**REQUEST**: Reply with one number only, the count of lines holding the string "Meeting".

Stored data entries:
——————————
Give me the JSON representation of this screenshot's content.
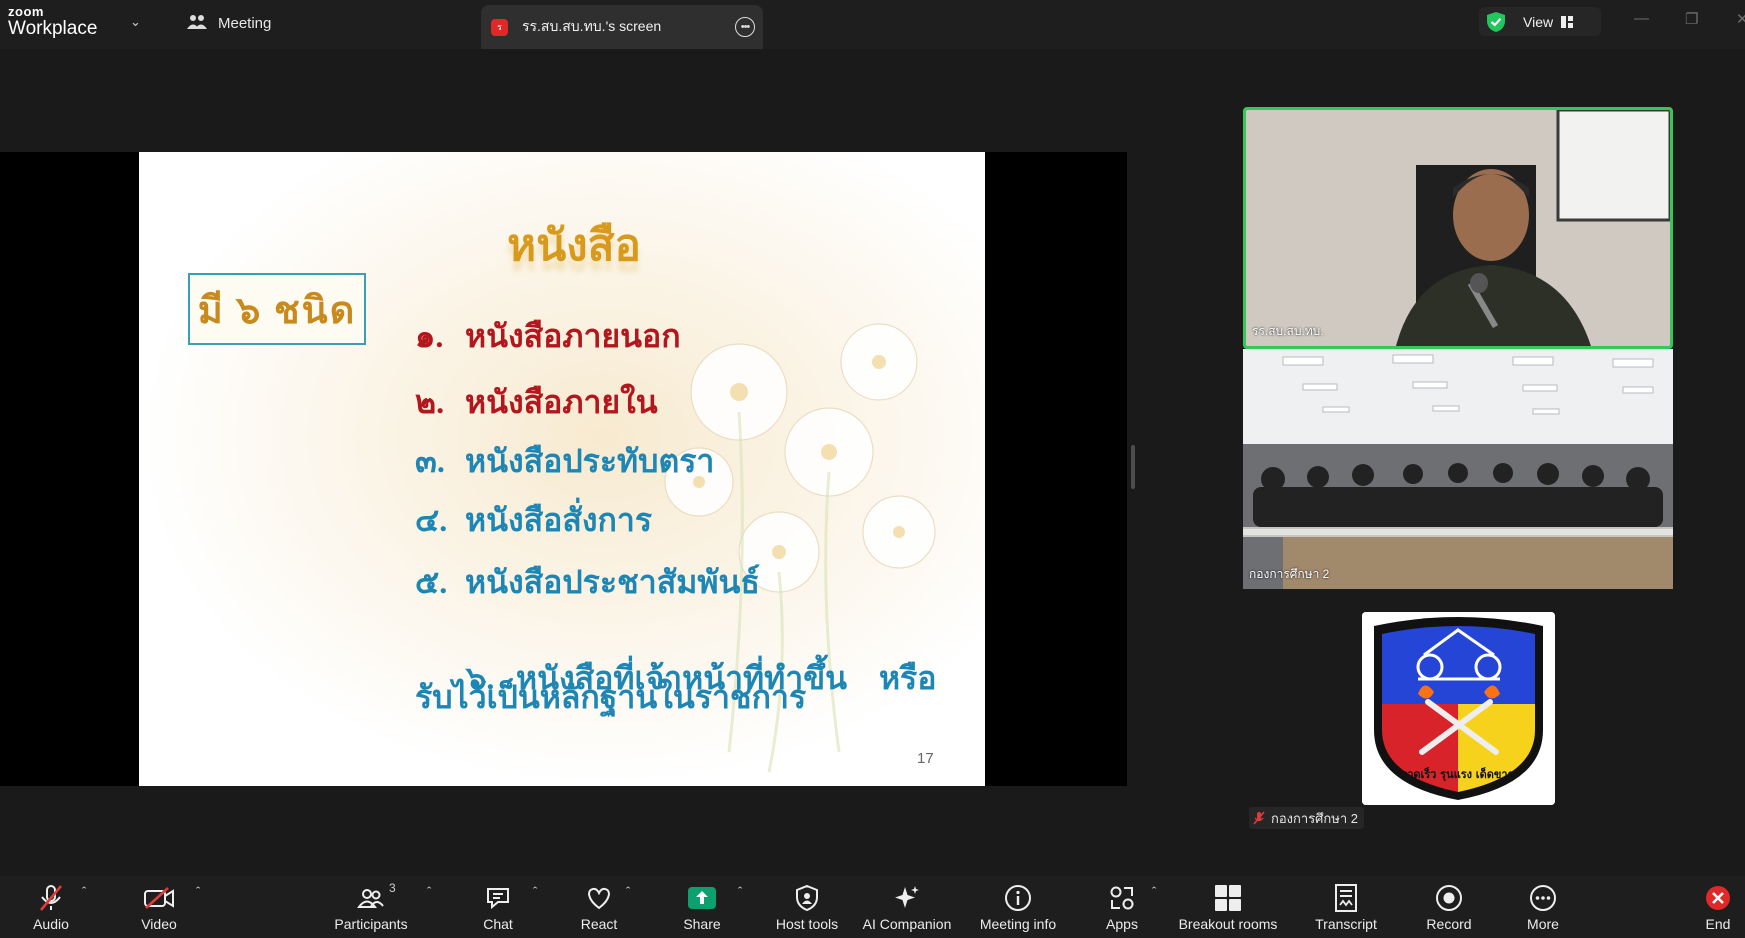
{
  "app": {
    "logo_top": "zoom",
    "logo_bottom": "Workplace"
  },
  "tabs": {
    "meeting": "Meeting",
    "screen": "รร.สบ.สบ.ทบ.'s screen",
    "screen_badge": "ร"
  },
  "view": {
    "label": "View",
    "secure_color": "#22c55e"
  },
  "slide": {
    "title": "หนังสือ",
    "box": "มี ๖ ชนิด",
    "items": [
      {
        "num": "๑.",
        "text": "หนังสือภายนอก"
      },
      {
        "num": "๒.",
        "text": "หนังสือภายใน"
      },
      {
        "num": "๓.",
        "text": "หนังสือประทับตรา"
      },
      {
        "num": "๔.",
        "text": "หนังสือสั่งการ"
      },
      {
        "num": "๕.",
        "text": "หนังสือประชาสัมพันธ์"
      },
      {
        "num": "๖.",
        "text": "หนังสือที่เจ้าหน้าที่ทำขึ้น    หรือ"
      }
    ],
    "item6_line2": "รับไว้เป็นหลักฐานในราชการ",
    "page": "17"
  },
  "participants": {
    "host_name": "รร.สบ.สบ.ทบ.",
    "room_name": "กองการศึกษา 2",
    "logo_name": "กองการศึกษา 2",
    "logo_motto": "รวดเร็ว รุนแรง เด็ดขาด"
  },
  "toolbar": {
    "audio": "Audio",
    "video": "Video",
    "participants": "Participants",
    "participant_count": "3",
    "chat": "Chat",
    "react": "React",
    "share": "Share",
    "host_tools": "Host tools",
    "ai_companion": "AI Companion",
    "meeting_info": "Meeting info",
    "apps": "Apps",
    "breakout_rooms": "Breakout rooms",
    "transcript": "Transcript",
    "record": "Record",
    "more": "More",
    "end": "End"
  },
  "colors": {
    "accent_green": "#34c759",
    "share_green": "#0e9f6e",
    "end_red": "#e02828"
  }
}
——————————
**THE RESPONSE**: 2